--- Begin DATASET EXCERPTS ---
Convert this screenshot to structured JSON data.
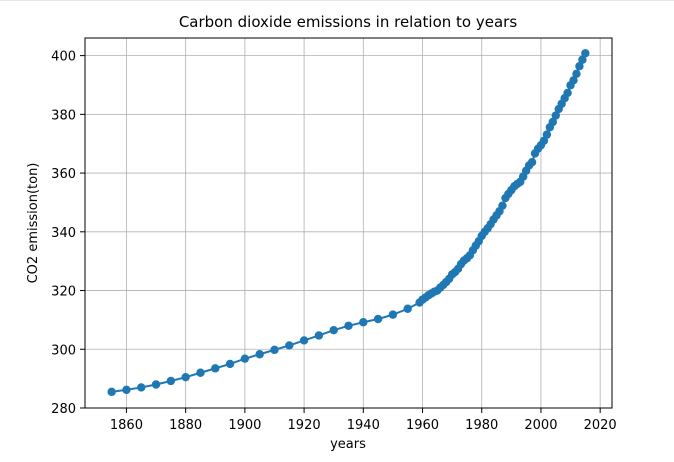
{
  "chart_data": {
    "type": "line",
    "title": "Carbon dioxide emissions in relation to years",
    "xlabel": "years",
    "ylabel": "CO2 emission(ton)",
    "xlim": [
      1846,
      2024
    ],
    "ylim": [
      280,
      406
    ],
    "xticks": [
      1860,
      1880,
      1900,
      1920,
      1940,
      1960,
      1980,
      2000,
      2020
    ],
    "yticks": [
      280,
      300,
      320,
      340,
      360,
      380,
      400
    ],
    "grid": true,
    "marker": "circle",
    "series": [
      {
        "name": "CO2 emission",
        "color": "#1f77b4",
        "x": [
          1855,
          1860,
          1865,
          1870,
          1875,
          1880,
          1885,
          1890,
          1895,
          1900,
          1905,
          1910,
          1915,
          1920,
          1925,
          1930,
          1935,
          1940,
          1945,
          1950,
          1955,
          1959,
          1960,
          1961,
          1962,
          1963,
          1964,
          1965,
          1966,
          1967,
          1968,
          1969,
          1970,
          1971,
          1972,
          1973,
          1974,
          1975,
          1976,
          1977,
          1978,
          1979,
          1980,
          1981,
          1982,
          1983,
          1984,
          1985,
          1986,
          1987,
          1988,
          1989,
          1990,
          1991,
          1992,
          1993,
          1994,
          1995,
          1996,
          1997,
          1998,
          1999,
          2000,
          2001,
          2002,
          2003,
          2004,
          2005,
          2006,
          2007,
          2008,
          2009,
          2010,
          2011,
          2012,
          2013,
          2014,
          2015
        ],
        "y": [
          285.5,
          286.2,
          287.0,
          288.0,
          289.2,
          290.5,
          292.0,
          293.5,
          295.0,
          296.8,
          298.3,
          299.8,
          301.3,
          303.0,
          304.7,
          306.5,
          308.0,
          309.2,
          310.3,
          311.8,
          313.8,
          315.9,
          316.9,
          317.6,
          318.4,
          319.0,
          319.6,
          320.0,
          321.0,
          321.9,
          322.9,
          324.0,
          325.5,
          326.3,
          327.4,
          329.0,
          330.2,
          331.0,
          332.0,
          333.7,
          335.3,
          336.8,
          338.6,
          340.0,
          341.2,
          342.6,
          344.2,
          345.6,
          347.0,
          348.9,
          351.5,
          352.9,
          354.2,
          355.5,
          356.3,
          357.0,
          358.8,
          360.8,
          362.6,
          363.7,
          366.7,
          368.3,
          369.5,
          371.0,
          373.1,
          375.6,
          377.4,
          379.6,
          381.8,
          383.6,
          385.5,
          387.3,
          389.9,
          391.6,
          393.8,
          396.4,
          398.6,
          400.8
        ]
      }
    ]
  }
}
--- End DATASET EXCERPTS ---
WORK TO DO:
In the listing, find each line with the string "years" and copy it.

ANSWER TO THIS EXERCISE:
    "title": "Carbon dioxide emissions in relation to years",
    "xlabel": "years",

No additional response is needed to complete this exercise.